Bringing ourselves to the beginning, let’s discuss Fire and Blood, and George R.R. Martin’s outline for the Dance of the Dragons. In short, it is a war between two factions, attempting to assert their legal rights to the Iron Throne. You have the Greens, led by Otto and Alicent Hightower, who seek to follow male preference primogeniture and place Alicent’s son Aegon on the throne. Their rivals are the Blacks, who seek to crown the King’s eldest daughter, Rhaenyra, on the throne, as her father had decreed. I wrote a whole article about a historical parallel.
At the core, the Dance of the Dragons is a conflict between the ambitions of two women. Rhaenyra goes against centuries of tradition, believing the will of the King to be greater than the precedent that placed him on the throne. While in her youth she is “the realm’s delight”, being pretty and popular do not make her an easy sell. There’s a streak of ruthlessness to the hopeful Queen, as she feeds men who speak against her and the paternity of her children to dragons.
Her rival is her stepmother, and in many ways Fire and Blood does not describe a likeable woman in Alicent Hightower. She is a fairy-tale archetype, but even taking away the rumours of affairs and cruelty, she’s ambitious. Older than her stepdaughter, they’re never friends, although not necessarily enemies. That comes later. It is she who the story heaps much of the blame – and agency – onto. She speaks plainly of the rumours of adultery between Rhaenyra and Ser Strong. It is her faction that crowns Aegon and marries him to his sister. This is not a helpless victim, but a plotter in her own right.

• **MATERIAL SUPPLIED**:
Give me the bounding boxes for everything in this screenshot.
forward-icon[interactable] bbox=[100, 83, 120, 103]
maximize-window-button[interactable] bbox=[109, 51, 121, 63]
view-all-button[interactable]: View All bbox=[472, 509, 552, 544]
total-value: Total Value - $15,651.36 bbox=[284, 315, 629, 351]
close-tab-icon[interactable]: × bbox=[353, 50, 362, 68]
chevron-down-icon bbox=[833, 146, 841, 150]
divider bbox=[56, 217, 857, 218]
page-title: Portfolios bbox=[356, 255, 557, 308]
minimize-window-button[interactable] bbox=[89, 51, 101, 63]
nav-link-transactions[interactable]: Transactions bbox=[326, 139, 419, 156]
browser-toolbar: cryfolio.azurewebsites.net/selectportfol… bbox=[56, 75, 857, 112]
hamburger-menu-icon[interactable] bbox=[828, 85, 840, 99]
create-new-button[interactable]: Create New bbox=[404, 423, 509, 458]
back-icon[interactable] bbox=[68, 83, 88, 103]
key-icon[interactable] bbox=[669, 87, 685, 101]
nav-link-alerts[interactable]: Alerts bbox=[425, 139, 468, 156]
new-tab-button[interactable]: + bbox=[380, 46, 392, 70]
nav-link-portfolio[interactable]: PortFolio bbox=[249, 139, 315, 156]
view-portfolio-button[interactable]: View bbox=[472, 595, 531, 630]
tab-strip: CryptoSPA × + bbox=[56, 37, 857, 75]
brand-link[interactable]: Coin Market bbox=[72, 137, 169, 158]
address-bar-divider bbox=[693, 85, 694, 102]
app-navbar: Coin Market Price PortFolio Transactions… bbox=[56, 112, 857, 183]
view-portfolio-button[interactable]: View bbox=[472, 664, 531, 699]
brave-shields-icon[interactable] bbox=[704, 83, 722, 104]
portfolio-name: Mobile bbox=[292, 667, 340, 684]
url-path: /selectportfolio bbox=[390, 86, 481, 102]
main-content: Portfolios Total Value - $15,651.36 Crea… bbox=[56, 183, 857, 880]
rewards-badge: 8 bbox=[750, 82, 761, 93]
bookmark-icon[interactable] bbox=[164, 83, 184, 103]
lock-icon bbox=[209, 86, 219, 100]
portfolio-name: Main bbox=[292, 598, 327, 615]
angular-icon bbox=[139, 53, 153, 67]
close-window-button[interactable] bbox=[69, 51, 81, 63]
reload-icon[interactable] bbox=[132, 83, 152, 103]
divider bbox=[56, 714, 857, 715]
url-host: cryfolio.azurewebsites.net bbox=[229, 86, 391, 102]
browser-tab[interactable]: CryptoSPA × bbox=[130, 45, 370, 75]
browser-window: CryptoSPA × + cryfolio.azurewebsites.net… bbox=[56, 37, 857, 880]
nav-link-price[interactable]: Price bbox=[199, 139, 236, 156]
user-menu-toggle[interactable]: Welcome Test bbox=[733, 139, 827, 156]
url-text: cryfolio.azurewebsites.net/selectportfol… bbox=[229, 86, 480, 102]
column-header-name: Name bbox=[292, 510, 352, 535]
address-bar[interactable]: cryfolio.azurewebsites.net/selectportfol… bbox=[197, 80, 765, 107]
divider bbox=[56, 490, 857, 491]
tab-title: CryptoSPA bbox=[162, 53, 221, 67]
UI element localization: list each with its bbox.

--

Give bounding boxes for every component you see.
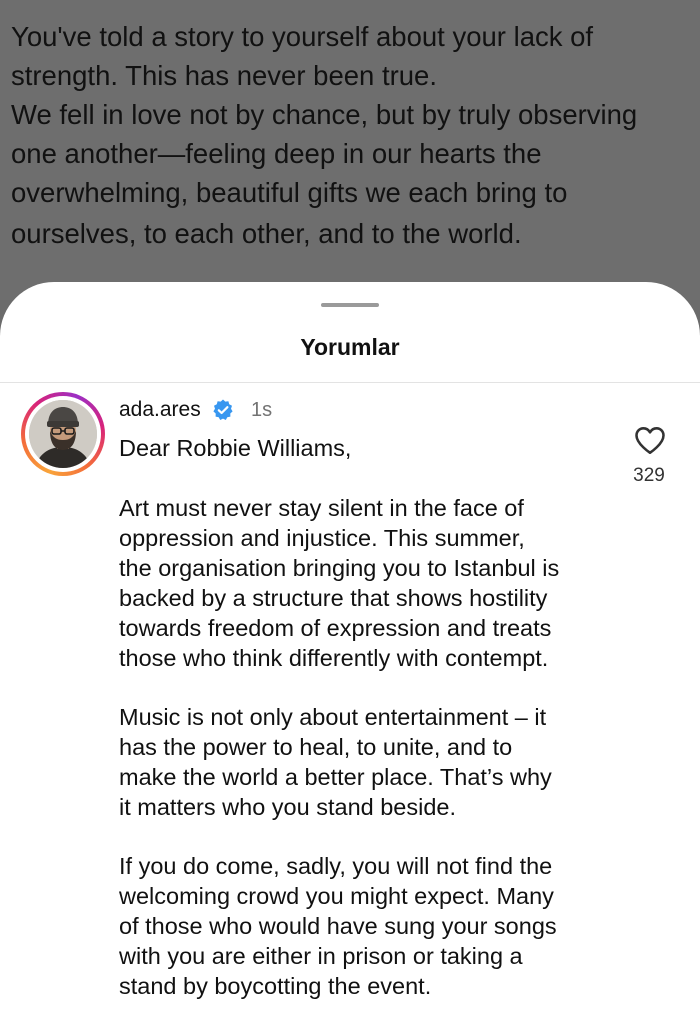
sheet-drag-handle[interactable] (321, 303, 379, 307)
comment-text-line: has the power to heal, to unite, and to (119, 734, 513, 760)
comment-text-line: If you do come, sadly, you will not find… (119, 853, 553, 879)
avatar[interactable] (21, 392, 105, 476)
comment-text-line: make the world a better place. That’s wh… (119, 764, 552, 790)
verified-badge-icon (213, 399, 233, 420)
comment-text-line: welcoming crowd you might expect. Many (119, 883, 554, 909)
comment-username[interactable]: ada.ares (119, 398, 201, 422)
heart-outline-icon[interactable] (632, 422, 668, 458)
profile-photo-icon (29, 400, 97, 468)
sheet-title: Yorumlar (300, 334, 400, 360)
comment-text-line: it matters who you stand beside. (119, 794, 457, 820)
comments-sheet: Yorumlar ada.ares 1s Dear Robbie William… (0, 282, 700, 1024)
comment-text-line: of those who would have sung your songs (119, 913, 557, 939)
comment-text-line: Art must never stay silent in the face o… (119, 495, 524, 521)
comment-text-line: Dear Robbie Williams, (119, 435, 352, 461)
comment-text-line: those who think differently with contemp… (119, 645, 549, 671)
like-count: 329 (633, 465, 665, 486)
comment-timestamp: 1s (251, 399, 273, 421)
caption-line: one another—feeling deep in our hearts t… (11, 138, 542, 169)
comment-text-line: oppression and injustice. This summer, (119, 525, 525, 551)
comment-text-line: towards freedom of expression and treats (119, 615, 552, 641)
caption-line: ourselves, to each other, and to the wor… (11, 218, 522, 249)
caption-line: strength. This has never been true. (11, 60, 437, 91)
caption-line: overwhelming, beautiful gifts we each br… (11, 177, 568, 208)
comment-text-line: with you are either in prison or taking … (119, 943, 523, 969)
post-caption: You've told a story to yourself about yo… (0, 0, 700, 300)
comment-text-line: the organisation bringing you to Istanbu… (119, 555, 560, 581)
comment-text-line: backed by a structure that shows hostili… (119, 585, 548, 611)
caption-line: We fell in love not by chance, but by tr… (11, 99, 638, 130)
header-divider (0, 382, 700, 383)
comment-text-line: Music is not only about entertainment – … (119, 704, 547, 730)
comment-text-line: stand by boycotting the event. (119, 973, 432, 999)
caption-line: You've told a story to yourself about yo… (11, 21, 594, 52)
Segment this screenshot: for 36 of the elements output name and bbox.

• **COMPLETE THE FOLLOWING**:
**a.** Which characters from the story does the passage on the Dance of the Dragons mention by name?
**b.** Can you pick up the passage on the Dance of the Dragons after its last sentence and write the paragraph that comes next?
The entries have no role in this.

• **ANSWERS TO THE EXERCISES**:
**a.** Otto Hightower, Alicent Hightower, Aegon, Rhaenyra, Ser Strong

**b.**
You can almost see where the showrunners would get nervous here. Alicent v Rhaenyra, handled incorrectly, would reek of Cersei v Sansa, or Cersei v Daenerys. The older woman with ambition, the younger rival who stands to be all she could not, with a twisted maternal edge to the dynamic. A comparison would only distract the audience.
It isn’t an impossible challenge, but instead of facing the issue head on, decisions were made to change the story from a foundational level. Shift ages and time around, cut out development to get to the “good stuff”. Instead of the rising tensions of a stepparent relationship that sours over time, we instead get a spurned friendship narrative. With sapphic undertones for extra tension.
This change in itself is not an issue. I’d argue it laid the groundwork for the few moments of the season that well and truly worked for me, at least on a performance level. Cooke and Emma d’Arcy are both talented performers who work with this to establish a tautness in every scene they’re in. Every smile is forced, every breath is shallow. When the Princess presents her baby to the King and Queen, they play both a happy family and a pair of women who struggle to be in each other’s presence.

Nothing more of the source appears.